Exercise requirements: Copy out the records character for character, from the first line through the line containing "data-row: 价格_东北水泥均价 -2.8%", with both of those lines included.

══ The records ══

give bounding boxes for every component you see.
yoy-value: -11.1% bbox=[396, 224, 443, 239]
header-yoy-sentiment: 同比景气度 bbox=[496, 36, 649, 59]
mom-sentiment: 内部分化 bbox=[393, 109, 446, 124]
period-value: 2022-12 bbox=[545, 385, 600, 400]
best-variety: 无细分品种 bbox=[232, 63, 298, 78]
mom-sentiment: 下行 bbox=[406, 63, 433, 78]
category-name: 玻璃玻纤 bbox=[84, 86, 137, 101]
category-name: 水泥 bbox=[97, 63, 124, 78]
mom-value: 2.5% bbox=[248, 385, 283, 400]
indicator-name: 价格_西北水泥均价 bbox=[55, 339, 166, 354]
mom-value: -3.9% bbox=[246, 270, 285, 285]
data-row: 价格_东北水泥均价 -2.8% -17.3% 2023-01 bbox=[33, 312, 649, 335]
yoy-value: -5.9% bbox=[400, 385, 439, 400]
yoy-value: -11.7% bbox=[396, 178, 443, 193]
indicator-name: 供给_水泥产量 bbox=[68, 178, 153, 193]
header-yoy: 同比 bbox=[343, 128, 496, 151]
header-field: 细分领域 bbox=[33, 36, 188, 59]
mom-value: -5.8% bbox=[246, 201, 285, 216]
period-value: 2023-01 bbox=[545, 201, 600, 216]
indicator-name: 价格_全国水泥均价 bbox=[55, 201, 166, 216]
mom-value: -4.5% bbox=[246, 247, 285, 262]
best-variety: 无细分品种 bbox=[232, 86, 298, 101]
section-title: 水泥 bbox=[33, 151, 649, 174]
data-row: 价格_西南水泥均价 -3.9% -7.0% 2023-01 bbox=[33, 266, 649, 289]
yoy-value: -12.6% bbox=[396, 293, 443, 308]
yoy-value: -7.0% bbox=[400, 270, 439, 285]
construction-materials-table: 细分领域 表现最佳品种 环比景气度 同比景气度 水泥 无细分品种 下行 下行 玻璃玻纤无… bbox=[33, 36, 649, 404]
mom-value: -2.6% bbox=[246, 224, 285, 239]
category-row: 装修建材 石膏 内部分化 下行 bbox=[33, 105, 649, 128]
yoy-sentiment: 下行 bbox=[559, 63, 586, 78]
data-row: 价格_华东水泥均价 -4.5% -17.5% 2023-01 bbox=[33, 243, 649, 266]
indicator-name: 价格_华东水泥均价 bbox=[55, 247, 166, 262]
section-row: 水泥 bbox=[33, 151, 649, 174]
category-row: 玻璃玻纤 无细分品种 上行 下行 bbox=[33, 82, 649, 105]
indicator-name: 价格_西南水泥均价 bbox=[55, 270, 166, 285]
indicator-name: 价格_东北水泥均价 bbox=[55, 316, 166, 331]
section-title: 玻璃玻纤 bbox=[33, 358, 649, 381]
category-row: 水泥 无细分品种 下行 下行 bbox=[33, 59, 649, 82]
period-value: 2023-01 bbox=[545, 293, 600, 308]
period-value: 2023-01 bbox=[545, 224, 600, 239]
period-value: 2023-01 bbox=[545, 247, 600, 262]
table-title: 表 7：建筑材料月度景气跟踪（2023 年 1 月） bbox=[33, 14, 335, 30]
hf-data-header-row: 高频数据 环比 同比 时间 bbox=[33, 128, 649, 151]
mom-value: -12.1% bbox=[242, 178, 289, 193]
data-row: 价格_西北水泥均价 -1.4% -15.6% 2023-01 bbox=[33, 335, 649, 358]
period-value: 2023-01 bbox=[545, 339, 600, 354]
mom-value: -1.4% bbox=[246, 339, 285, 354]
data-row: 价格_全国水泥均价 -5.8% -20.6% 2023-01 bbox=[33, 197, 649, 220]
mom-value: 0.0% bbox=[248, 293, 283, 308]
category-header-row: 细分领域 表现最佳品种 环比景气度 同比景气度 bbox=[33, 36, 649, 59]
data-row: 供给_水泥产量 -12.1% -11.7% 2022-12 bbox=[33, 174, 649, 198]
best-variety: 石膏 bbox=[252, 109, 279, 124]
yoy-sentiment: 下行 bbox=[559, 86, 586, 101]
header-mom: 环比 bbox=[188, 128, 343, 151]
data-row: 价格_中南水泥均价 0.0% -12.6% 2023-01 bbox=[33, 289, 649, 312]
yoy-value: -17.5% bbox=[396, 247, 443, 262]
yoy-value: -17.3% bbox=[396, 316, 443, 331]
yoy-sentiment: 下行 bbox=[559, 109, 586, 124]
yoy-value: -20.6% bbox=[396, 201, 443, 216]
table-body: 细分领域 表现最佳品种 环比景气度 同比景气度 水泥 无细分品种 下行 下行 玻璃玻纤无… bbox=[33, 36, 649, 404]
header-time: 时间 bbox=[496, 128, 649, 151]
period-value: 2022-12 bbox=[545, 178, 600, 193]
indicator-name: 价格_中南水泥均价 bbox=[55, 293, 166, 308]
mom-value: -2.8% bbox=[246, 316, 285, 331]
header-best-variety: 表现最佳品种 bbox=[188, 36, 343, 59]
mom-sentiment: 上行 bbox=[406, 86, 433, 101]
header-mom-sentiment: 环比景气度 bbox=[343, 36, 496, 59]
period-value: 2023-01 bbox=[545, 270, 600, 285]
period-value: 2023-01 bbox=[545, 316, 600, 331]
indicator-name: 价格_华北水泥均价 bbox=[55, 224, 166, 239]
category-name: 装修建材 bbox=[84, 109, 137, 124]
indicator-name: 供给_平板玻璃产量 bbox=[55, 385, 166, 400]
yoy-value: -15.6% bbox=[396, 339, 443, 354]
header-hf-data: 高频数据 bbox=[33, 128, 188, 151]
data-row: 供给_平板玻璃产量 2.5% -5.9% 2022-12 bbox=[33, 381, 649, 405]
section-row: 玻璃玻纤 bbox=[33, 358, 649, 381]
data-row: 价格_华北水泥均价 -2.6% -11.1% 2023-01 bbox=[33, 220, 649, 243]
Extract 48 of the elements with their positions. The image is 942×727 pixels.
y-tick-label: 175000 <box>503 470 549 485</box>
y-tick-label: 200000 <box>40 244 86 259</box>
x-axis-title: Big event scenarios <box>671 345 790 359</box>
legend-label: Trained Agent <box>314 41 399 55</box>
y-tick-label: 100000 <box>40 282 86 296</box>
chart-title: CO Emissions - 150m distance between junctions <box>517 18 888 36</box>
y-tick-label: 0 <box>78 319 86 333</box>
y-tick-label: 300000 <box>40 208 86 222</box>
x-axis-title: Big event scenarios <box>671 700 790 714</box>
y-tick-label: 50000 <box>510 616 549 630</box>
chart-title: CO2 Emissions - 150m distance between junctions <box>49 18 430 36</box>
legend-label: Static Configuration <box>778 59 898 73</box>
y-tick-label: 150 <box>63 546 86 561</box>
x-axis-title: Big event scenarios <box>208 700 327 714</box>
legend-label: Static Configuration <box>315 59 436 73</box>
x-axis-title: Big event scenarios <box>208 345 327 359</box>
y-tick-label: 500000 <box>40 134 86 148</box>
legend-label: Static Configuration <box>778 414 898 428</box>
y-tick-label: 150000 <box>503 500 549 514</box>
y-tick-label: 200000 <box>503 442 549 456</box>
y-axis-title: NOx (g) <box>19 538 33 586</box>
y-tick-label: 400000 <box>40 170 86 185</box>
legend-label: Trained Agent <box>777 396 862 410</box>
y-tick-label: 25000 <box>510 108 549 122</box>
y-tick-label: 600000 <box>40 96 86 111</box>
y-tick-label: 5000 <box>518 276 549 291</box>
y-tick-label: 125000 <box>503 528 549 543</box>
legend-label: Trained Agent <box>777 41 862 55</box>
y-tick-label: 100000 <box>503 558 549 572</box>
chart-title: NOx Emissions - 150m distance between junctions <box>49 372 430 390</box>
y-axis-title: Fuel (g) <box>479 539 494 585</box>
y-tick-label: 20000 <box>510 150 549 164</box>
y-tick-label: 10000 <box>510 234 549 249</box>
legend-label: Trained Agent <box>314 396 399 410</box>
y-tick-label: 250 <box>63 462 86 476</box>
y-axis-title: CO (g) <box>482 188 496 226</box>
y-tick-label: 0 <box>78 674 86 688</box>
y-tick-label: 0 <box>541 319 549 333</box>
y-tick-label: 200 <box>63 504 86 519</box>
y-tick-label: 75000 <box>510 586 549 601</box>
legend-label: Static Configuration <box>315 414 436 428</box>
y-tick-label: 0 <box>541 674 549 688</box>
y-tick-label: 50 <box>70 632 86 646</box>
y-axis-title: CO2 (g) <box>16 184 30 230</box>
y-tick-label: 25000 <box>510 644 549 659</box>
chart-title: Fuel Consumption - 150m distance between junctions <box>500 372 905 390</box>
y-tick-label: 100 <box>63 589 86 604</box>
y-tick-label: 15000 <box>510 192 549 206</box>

═══

Completed task:
give bounding boxes for every component you see.
yoy-value: -11.1% bbox=[396, 224, 443, 239]
header-yoy-sentiment: 同比景气度 bbox=[496, 36, 649, 59]
mom-sentiment: 内部分化 bbox=[393, 109, 446, 124]
period-value: 2022-12 bbox=[545, 385, 600, 400]
best-variety: 无细分品种 bbox=[232, 63, 298, 78]
mom-sentiment: 下行 bbox=[406, 63, 433, 78]
category-name: 玻璃玻纤 bbox=[84, 86, 137, 101]
category-name: 水泥 bbox=[97, 63, 124, 78]
mom-value: 2.5% bbox=[248, 385, 283, 400]
indicator-name: 价格_西北水泥均价 bbox=[55, 339, 166, 354]
mom-value: -3.9% bbox=[246, 270, 285, 285]
data-row: 价格_东北水泥均价 -2.8% -17.3% 2023-01 bbox=[33, 312, 649, 335]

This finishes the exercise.